Task objective: Copy each line of the records that holds the string "this".

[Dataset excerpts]
▼▼▼

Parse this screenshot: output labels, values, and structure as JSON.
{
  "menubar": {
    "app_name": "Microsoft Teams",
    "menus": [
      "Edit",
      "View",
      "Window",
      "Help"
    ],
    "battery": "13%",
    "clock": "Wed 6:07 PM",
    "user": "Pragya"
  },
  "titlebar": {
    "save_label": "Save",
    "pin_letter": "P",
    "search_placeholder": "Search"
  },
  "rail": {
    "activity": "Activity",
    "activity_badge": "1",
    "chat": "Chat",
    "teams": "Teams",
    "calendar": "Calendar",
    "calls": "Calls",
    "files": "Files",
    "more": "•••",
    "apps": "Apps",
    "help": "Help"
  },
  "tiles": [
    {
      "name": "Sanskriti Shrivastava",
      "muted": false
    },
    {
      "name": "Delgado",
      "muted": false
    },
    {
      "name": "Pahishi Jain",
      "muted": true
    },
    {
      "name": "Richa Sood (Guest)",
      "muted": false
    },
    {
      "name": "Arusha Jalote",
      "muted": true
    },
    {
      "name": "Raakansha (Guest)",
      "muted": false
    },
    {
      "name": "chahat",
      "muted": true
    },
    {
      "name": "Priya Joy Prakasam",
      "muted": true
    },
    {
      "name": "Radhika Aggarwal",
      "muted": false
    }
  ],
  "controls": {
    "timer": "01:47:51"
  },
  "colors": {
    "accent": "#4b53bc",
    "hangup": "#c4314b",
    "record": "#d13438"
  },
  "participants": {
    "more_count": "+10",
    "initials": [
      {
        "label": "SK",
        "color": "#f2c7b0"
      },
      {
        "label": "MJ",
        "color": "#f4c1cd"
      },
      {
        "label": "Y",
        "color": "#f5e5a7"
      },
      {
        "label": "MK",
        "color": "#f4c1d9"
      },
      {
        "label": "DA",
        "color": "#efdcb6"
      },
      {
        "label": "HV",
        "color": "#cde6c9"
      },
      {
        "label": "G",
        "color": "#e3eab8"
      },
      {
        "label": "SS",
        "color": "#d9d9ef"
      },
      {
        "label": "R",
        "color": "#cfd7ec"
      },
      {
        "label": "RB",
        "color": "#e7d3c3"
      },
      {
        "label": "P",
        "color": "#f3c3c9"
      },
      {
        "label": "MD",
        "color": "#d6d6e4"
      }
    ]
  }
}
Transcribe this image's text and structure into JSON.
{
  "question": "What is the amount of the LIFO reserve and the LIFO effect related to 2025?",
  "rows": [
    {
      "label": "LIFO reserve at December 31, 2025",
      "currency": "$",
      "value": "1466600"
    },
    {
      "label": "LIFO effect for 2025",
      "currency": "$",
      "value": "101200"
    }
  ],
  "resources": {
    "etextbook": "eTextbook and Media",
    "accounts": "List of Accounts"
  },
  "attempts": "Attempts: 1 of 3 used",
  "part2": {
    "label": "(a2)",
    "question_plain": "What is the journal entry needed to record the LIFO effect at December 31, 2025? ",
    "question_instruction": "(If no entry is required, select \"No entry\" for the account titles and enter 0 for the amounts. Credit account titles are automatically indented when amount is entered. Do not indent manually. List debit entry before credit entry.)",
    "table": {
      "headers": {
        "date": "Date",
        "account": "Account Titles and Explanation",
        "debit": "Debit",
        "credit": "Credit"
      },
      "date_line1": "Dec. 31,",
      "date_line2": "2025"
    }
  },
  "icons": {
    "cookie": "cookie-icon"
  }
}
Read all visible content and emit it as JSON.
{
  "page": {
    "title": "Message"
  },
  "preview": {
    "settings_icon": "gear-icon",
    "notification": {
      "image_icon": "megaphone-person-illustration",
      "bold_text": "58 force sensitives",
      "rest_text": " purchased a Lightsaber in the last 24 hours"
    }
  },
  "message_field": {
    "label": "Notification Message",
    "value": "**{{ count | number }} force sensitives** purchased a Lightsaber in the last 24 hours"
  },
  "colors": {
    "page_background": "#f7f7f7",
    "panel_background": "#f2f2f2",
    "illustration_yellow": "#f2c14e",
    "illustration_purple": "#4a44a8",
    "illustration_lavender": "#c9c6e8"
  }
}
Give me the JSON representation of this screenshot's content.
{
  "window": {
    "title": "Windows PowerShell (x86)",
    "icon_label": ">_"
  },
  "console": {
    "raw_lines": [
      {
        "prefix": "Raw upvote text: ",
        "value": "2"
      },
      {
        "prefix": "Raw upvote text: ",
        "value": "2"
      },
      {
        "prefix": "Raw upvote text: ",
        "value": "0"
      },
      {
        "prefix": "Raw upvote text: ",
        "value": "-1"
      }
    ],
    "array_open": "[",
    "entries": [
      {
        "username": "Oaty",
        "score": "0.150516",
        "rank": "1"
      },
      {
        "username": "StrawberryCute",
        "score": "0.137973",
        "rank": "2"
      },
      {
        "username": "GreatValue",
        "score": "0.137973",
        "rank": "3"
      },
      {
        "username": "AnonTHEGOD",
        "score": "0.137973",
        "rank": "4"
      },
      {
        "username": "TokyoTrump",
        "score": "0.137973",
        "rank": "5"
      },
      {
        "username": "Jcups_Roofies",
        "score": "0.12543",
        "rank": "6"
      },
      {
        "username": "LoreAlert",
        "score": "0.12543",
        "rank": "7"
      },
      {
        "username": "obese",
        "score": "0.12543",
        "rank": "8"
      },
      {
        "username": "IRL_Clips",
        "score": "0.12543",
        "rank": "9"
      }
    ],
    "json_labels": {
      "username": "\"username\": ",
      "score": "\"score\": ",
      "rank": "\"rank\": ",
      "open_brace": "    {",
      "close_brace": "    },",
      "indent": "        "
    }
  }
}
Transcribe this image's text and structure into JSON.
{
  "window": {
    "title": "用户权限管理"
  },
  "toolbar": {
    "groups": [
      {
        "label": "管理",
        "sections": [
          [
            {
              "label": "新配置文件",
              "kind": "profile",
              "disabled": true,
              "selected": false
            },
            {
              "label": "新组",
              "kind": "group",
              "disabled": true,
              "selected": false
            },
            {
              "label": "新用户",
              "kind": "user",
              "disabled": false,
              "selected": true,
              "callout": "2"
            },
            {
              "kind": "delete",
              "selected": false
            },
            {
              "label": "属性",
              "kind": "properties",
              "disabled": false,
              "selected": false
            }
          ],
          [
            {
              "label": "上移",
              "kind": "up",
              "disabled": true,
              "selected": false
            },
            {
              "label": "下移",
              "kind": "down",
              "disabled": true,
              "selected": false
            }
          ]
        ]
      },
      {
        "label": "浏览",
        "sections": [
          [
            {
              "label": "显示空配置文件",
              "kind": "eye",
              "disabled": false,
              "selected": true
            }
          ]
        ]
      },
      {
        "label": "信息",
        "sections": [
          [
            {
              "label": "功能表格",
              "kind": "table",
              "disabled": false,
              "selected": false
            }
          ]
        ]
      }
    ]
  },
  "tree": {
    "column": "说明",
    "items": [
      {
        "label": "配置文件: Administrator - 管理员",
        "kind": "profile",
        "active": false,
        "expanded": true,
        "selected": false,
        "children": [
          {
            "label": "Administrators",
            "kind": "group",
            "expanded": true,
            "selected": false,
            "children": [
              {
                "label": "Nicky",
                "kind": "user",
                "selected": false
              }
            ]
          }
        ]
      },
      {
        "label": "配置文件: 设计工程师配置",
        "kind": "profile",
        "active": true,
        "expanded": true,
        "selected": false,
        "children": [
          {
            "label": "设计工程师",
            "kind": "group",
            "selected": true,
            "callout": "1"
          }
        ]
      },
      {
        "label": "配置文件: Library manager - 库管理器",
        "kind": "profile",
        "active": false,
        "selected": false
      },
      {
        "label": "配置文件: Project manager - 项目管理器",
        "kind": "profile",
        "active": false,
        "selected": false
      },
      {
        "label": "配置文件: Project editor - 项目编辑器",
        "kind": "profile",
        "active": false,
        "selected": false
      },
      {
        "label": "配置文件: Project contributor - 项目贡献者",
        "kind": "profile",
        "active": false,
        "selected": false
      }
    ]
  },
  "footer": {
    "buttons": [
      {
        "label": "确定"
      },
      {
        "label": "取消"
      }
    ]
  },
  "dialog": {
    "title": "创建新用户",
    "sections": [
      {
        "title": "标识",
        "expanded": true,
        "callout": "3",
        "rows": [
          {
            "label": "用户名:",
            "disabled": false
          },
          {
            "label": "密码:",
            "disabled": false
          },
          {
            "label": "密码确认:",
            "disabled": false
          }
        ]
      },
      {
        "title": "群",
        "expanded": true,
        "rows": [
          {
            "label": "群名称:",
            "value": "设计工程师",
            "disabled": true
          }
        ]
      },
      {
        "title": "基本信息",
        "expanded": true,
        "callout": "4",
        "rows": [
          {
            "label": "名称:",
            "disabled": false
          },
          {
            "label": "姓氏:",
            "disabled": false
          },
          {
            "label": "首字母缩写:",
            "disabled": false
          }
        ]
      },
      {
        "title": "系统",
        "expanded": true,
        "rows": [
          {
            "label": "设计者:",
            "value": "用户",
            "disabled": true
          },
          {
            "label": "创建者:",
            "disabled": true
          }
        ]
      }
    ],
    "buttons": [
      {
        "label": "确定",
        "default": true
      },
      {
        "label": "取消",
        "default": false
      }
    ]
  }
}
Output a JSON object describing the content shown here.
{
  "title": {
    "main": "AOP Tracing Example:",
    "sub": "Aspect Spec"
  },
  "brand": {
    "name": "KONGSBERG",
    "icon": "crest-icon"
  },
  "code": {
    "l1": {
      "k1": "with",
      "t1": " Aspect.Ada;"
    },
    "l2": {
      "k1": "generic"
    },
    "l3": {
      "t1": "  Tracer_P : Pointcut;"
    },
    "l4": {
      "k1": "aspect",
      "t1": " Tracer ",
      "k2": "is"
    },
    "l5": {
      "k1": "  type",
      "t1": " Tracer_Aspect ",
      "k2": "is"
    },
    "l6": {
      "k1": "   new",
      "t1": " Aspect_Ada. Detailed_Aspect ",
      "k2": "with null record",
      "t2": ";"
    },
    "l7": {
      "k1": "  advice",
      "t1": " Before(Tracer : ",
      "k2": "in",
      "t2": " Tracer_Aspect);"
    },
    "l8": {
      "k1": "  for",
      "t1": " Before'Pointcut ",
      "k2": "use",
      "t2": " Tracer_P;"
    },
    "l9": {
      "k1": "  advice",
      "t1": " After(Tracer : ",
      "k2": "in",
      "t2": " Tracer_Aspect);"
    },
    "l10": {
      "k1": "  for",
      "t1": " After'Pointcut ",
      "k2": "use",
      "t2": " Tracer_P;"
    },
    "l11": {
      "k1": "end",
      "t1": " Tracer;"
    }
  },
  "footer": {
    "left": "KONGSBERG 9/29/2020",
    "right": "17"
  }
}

▲▲▲

Task response:
Parse this screenshot: output labels, values, and structure as JSON.
Transcribe this image's text and structure into JSON.
Give me the JSON representation of this screenshot's content.
Transcribe this image's text and structure into JSON.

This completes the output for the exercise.